[Records from a data source]
··········
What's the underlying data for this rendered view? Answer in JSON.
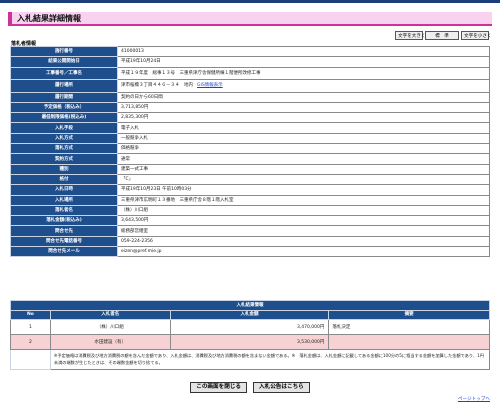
{
  "page": {
    "title": "入札結果詳細情報",
    "section_label": "落札者情報"
  },
  "font_buttons": {
    "larger": "文字を大きく",
    "standard": "標　準",
    "smaller": "文字を小さく"
  },
  "info_rows": [
    {
      "label": "施行番号",
      "value": "41000013"
    },
    {
      "label": "結果公開開始日",
      "value": "平成19年10月24日"
    },
    {
      "label": "工事番号／工事名",
      "value": "平成１９年度　総事１３号　三重県津庁舎保健所棟１階便所改修工事"
    },
    {
      "label": "履行場所",
      "value": "津市桜橋３丁目４４６－３４　地内",
      "link": "GIS情報表示"
    },
    {
      "label": "履行期間",
      "value": "契約の日から60日間"
    },
    {
      "label": "予定価格（税込み）",
      "value": "3,713,850円"
    },
    {
      "label": "最低制限価格(税込み)",
      "value": "2,835,300円"
    },
    {
      "label": "入札手段",
      "value": "電子入札"
    },
    {
      "label": "入札方式",
      "value": "一般競争入札"
    },
    {
      "label": "落札方式",
      "value": "価格競争"
    },
    {
      "label": "契約方式",
      "value": "通常"
    },
    {
      "label": "種別",
      "value": "建築一式工事"
    },
    {
      "label": "格付",
      "value": "「C」"
    },
    {
      "label": "入札日時",
      "value": "平成19年10月23日 午前10時03分"
    },
    {
      "label": "入札場所",
      "value": "三重県津市広明町１３番地　三重県庁舎８階１階入札室"
    },
    {
      "label": "落札者名",
      "value": "（株）川口組"
    },
    {
      "label": "落札金額(税込み)",
      "value": "3,643,500円"
    },
    {
      "label": "問合せ先",
      "value": "総務部営繕室"
    },
    {
      "label": "問合せ先電話番号",
      "value": "059-224-2356"
    },
    {
      "label": "問合せ先メール",
      "value": "eizen@pref.mie.jp"
    }
  ],
  "results": {
    "caption": "入札結果情報",
    "headers": [
      "No",
      "入札者名",
      "入札金額",
      "摘要"
    ],
    "rows": [
      {
        "no": "1",
        "name": "（株）川口組",
        "amount": "3,470,000円",
        "remark": "落札決定"
      },
      {
        "no": "2",
        "name": "水田建設（有）",
        "amount": "3,530,000円",
        "remark": ""
      }
    ],
    "note_label": "備考",
    "note_text": "※予定価格は消費税及び地方消費税の額を含んだ金額であり、入札金額は、消費税及び地方消費税の額を含まない金額である。※　落札金額は、入札金額に記載してある金額に100分の5に相当する金額を加算した金額であり、1円未満の端数が生じたときは、その端数金額を切り捨てる。"
  },
  "bottom_buttons": {
    "close": "この画面を閉じる",
    "notice": "入札公告はこちら"
  },
  "page_top_link": "ページトップへ"
}
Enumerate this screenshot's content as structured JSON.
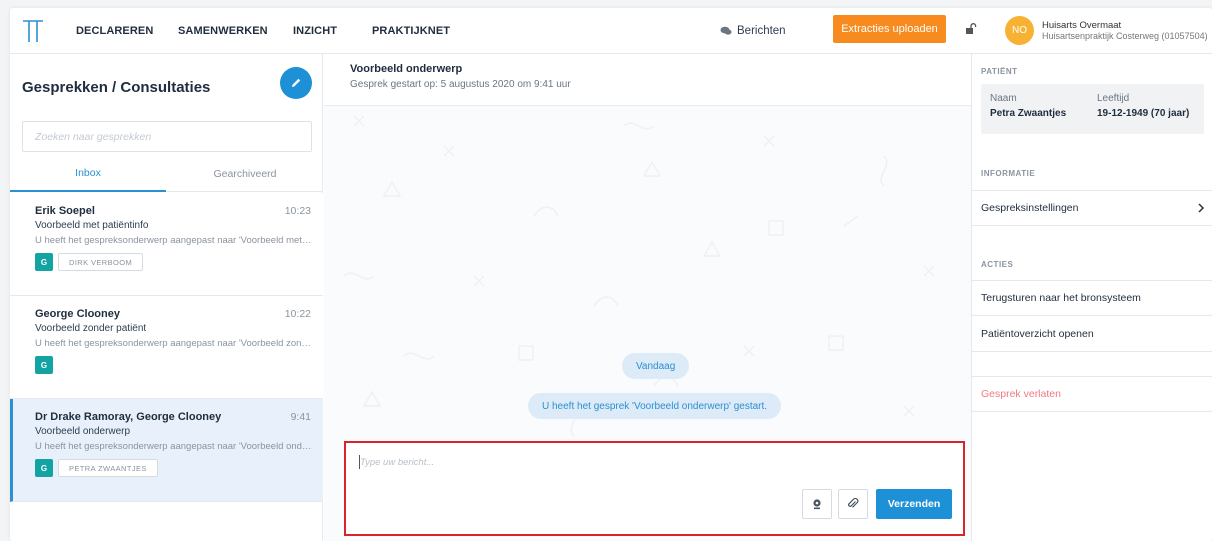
{
  "nav": {
    "items": [
      "DECLAREREN",
      "SAMENWERKEN",
      "INZICHT",
      "PRAKTIJKNET"
    ],
    "messages_label": "Berichten",
    "upload_label": "Extracties uploaden",
    "avatar_initials": "NO",
    "user_name": "Huisarts Overmaat",
    "user_org": "Huisartsenpraktijk Costerweg (01057504)"
  },
  "left": {
    "title": "Gesprekken / Consultaties",
    "search_placeholder": "Zoeken naar gesprekken",
    "tabs": [
      "Inbox",
      "Gearchiveerd"
    ],
    "conversations": [
      {
        "name": "Erik Soepel",
        "time": "10:23",
        "subject": "Voorbeeld met patiëntinfo",
        "preview": "U heeft het gespreksonderwerp aangepast naar 'Voorbeeld met patiëntinfo'.",
        "badge": "G",
        "tag": "DIRK VERBOOM"
      },
      {
        "name": "George Clooney",
        "time": "10:22",
        "subject": "Voorbeeld zonder patiënt",
        "preview": "U heeft het gespreksonderwerp aangepast naar 'Voorbeeld zonder patiënt'.",
        "badge": "G",
        "tag": ""
      },
      {
        "name": "Dr Drake Ramoray, George Clooney",
        "time": "9:41",
        "subject": "Voorbeeld onderwerp",
        "preview": "U heeft het gespreksonderwerp aangepast naar 'Voorbeeld onderwerp'.",
        "badge": "G",
        "tag": "PETRA ZWAANTJES"
      }
    ]
  },
  "center": {
    "title": "Voorbeeld onderwerp",
    "started": "Gesprek gestart op: 5 augustus 2020 om 9:41 uur",
    "today_chip": "Vandaag",
    "system_message": "U heeft het gesprek 'Voorbeeld onderwerp' gestart.",
    "compose_placeholder": "Type uw bericht...",
    "send_label": "Verzenden"
  },
  "right": {
    "patient_label": "PATIËNT",
    "name_label": "Naam",
    "name_value": "Petra Zwaantjes",
    "age_label": "Leeftijd",
    "age_value": "19-12-1949 (70 jaar)",
    "info_label": "INFORMATIE",
    "settings_label": "Gespreksinstellingen",
    "actions_label": "ACTIES",
    "action_send_back": "Terugsturen naar het bronsysteem",
    "action_overview": "Patiëntoverzicht openen",
    "leave_label": "Gesprek verlaten"
  },
  "colors": {
    "accent": "#1e90d6",
    "upload": "#f78b1f",
    "badge": "#14a3a3",
    "leave": "#f07a80",
    "highlight_border": "#d9252a"
  }
}
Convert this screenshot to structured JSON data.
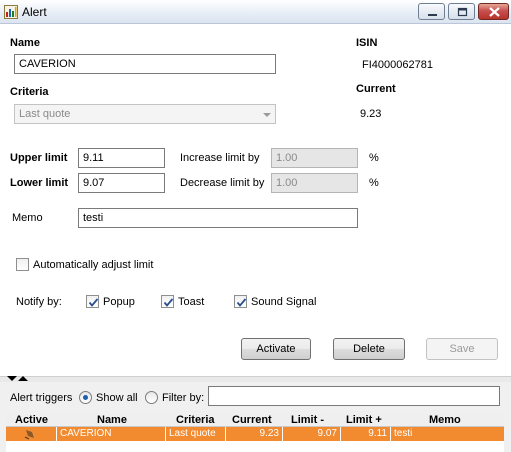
{
  "window": {
    "title": "Alert",
    "icon": "chart-app-icon"
  },
  "form": {
    "name_label": "Name",
    "name_value": "CAVERION",
    "isin_label": "ISIN",
    "isin_value": "FI4000062781",
    "criteria_label": "Criteria",
    "criteria_value": "Last quote",
    "current_label": "Current",
    "current_value": "9.23",
    "upper_limit_label": "Upper limit",
    "upper_limit_value": "9.11",
    "increase_limit_label": "Increase limit by",
    "increase_limit_value": "1.00",
    "lower_limit_label": "Lower limit",
    "lower_limit_value": "9.07",
    "decrease_limit_label": "Decrease limit by",
    "decrease_limit_value": "1.00",
    "percent": "%",
    "memo_label": "Memo",
    "memo_value": "testi",
    "auto_adjust_label": "Automatically adjust limit",
    "auto_adjust_checked": false,
    "notify_label": "Notify by:",
    "notify": [
      {
        "label": "Popup",
        "checked": true
      },
      {
        "label": "Toast",
        "checked": true
      },
      {
        "label": "Sound Signal",
        "checked": true
      }
    ]
  },
  "buttons": {
    "activate": "Activate",
    "delete": "Delete",
    "save": "Save"
  },
  "triggers": {
    "label": "Alert triggers",
    "show_all": "Show all",
    "filter_by": "Filter by:",
    "filter_value": "",
    "selected": "show_all"
  },
  "table": {
    "columns": [
      "Active",
      "Name",
      "Criteria",
      "Current",
      "Limit -",
      "Limit +",
      "Memo"
    ],
    "rows": [
      {
        "active_icon": "bell-icon",
        "name": "CAVERION",
        "criteria": "Last quote",
        "current": "9.23",
        "limit_minus": "9.07",
        "limit_plus": "9.11",
        "memo": "testi"
      }
    ],
    "selected_row_color": "#f28a30"
  },
  "colors": {
    "close_button": "#c75050",
    "radio_dot": "#1c5fb0",
    "check": "#2a4f8f"
  }
}
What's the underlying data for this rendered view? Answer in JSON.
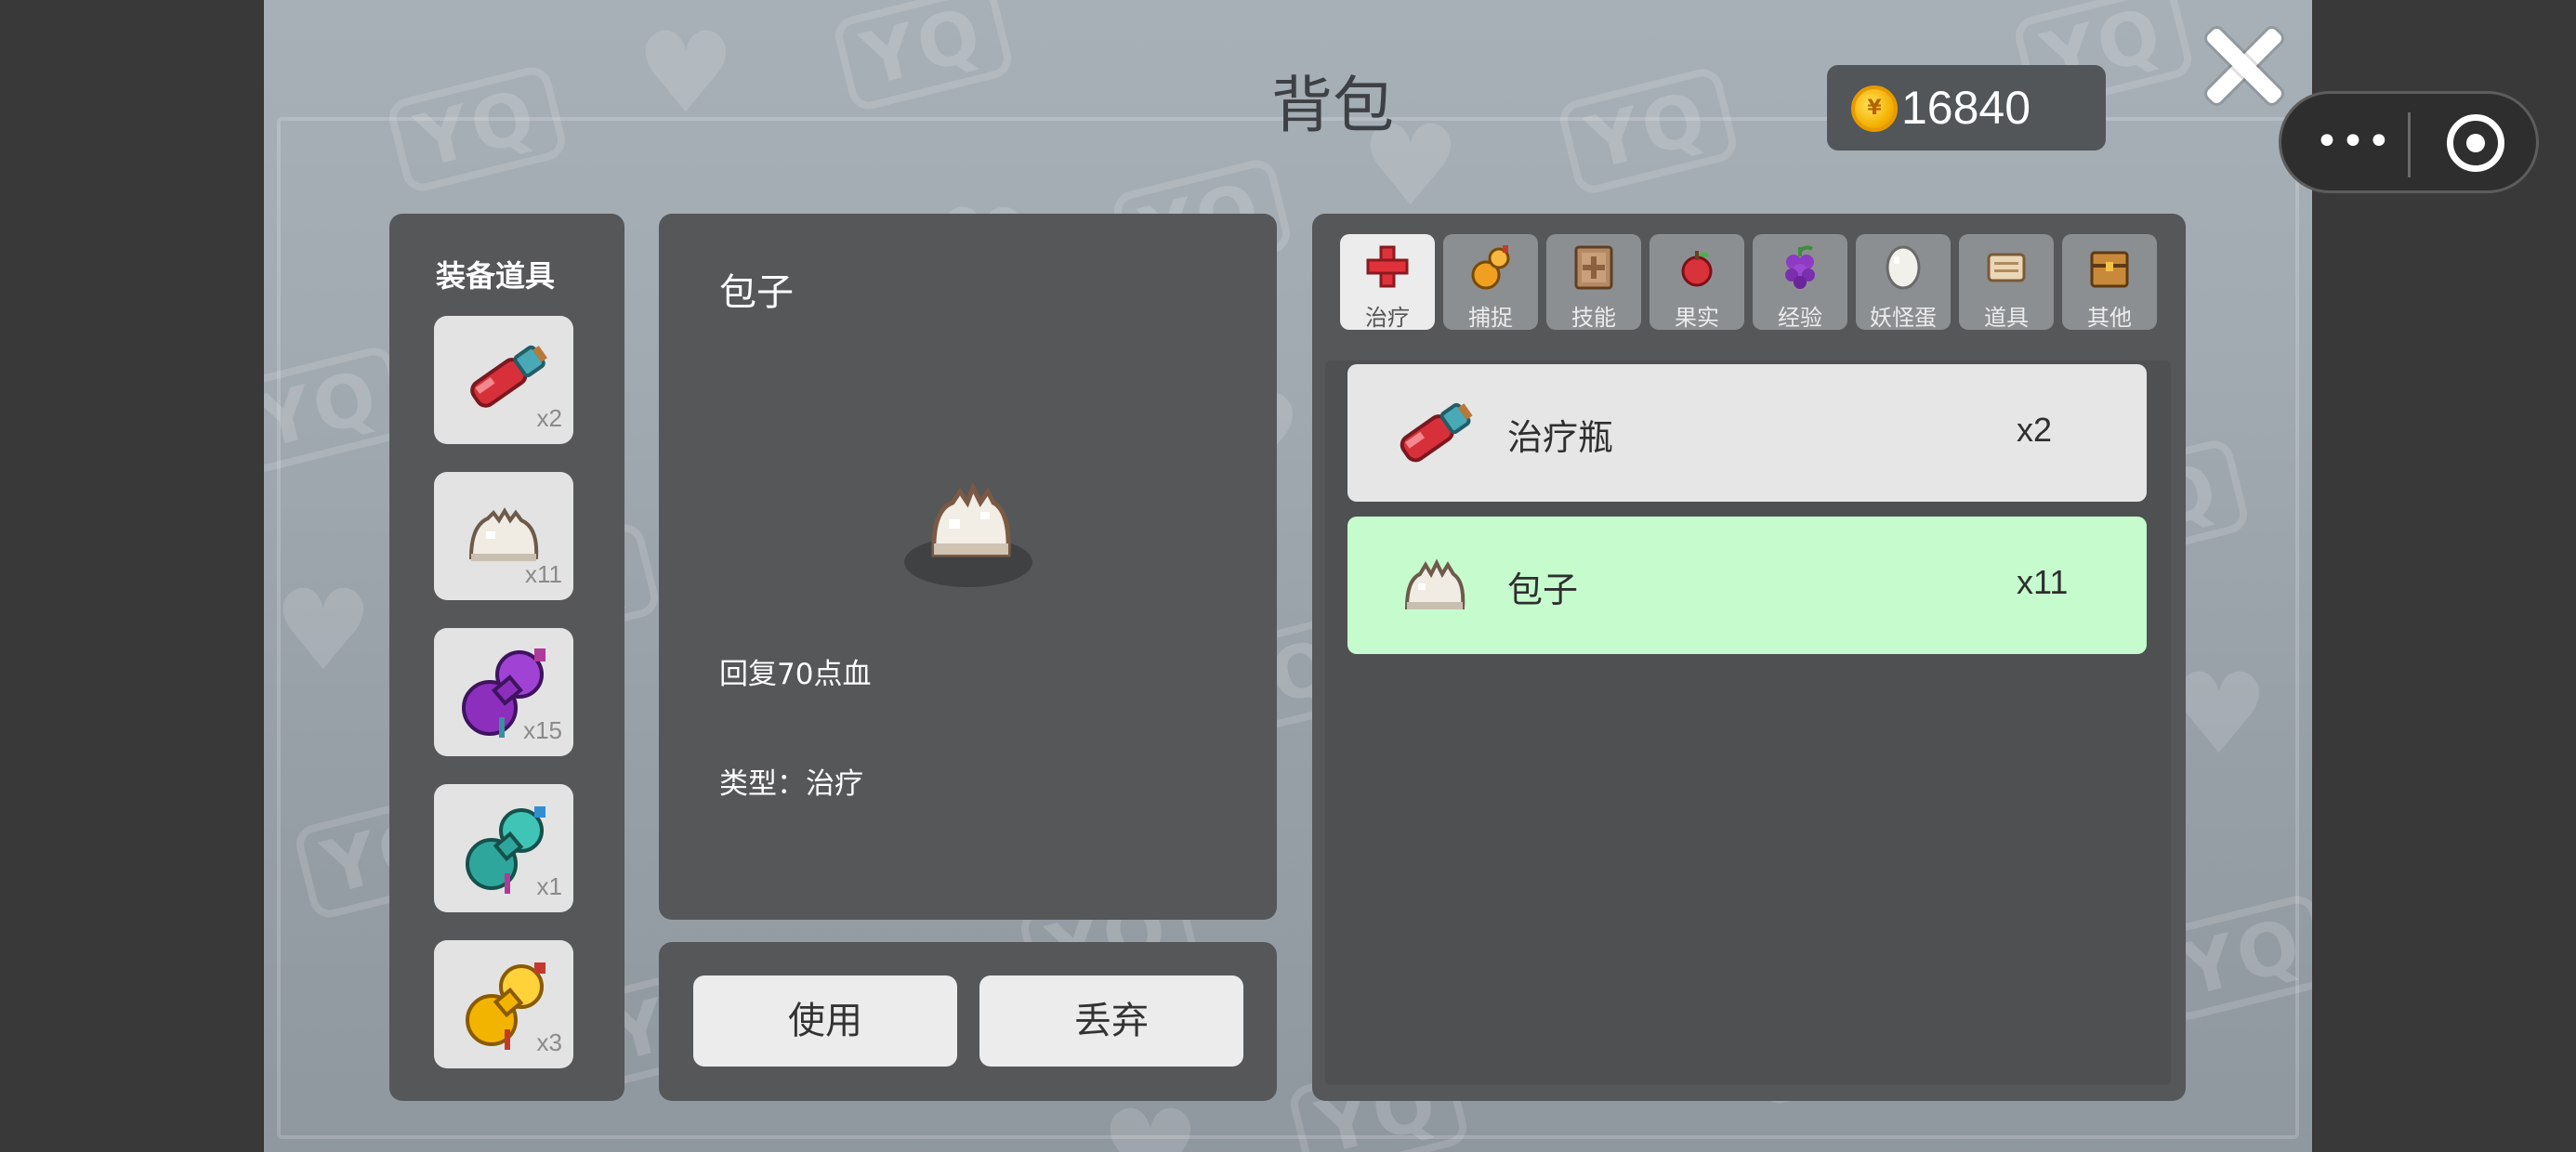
{
  "title": "背包",
  "currency": {
    "amount": "16840",
    "icon": "gold-coin-icon"
  },
  "watermark": "YQ",
  "equip": {
    "title": "装备道具",
    "slots": [
      {
        "icon": "healing-vial-icon",
        "qty": "x2"
      },
      {
        "icon": "steamed-bun-icon",
        "qty": "x11"
      },
      {
        "icon": "purple-gourd-icon",
        "qty": "x15"
      },
      {
        "icon": "teal-gourd-icon",
        "qty": "x1"
      },
      {
        "icon": "golden-gourd-icon",
        "qty": "x3"
      }
    ]
  },
  "detail": {
    "name": "包子",
    "icon": "steamed-bun-icon",
    "description": "回复70点血",
    "type_line": "类型：治疗"
  },
  "actions": {
    "use": "使用",
    "discard": "丢弃"
  },
  "tabs": [
    {
      "label": "治疗",
      "icon": "red-cross-icon",
      "active": true
    },
    {
      "label": "捕捉",
      "icon": "gourd-icon",
      "active": false
    },
    {
      "label": "技能",
      "icon": "skill-book-icon",
      "active": false
    },
    {
      "label": "果实",
      "icon": "apple-icon",
      "active": false
    },
    {
      "label": "经验",
      "icon": "grape-icon",
      "active": false
    },
    {
      "label": "妖怪蛋",
      "icon": "egg-icon",
      "active": false
    },
    {
      "label": "道具",
      "icon": "scroll-icon",
      "active": false
    },
    {
      "label": "其他",
      "icon": "chest-icon",
      "active": false
    }
  ],
  "items": [
    {
      "name": "治疗瓶",
      "qty": "x2",
      "icon": "healing-vial-icon",
      "selected": false
    },
    {
      "name": "包子",
      "qty": "x11",
      "icon": "steamed-bun-icon",
      "selected": true
    }
  ],
  "colors": {
    "selected_row": "#c6fbcd",
    "panel": "#555759",
    "tab_active": "#ececec"
  }
}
··········
#### [Requirements]
Lines of the material that contain the word "healing" are to be gathered.

#### [Response to the exercise]
        "icon": "healing-vial-icon",
      "icon": "healing-vial-icon",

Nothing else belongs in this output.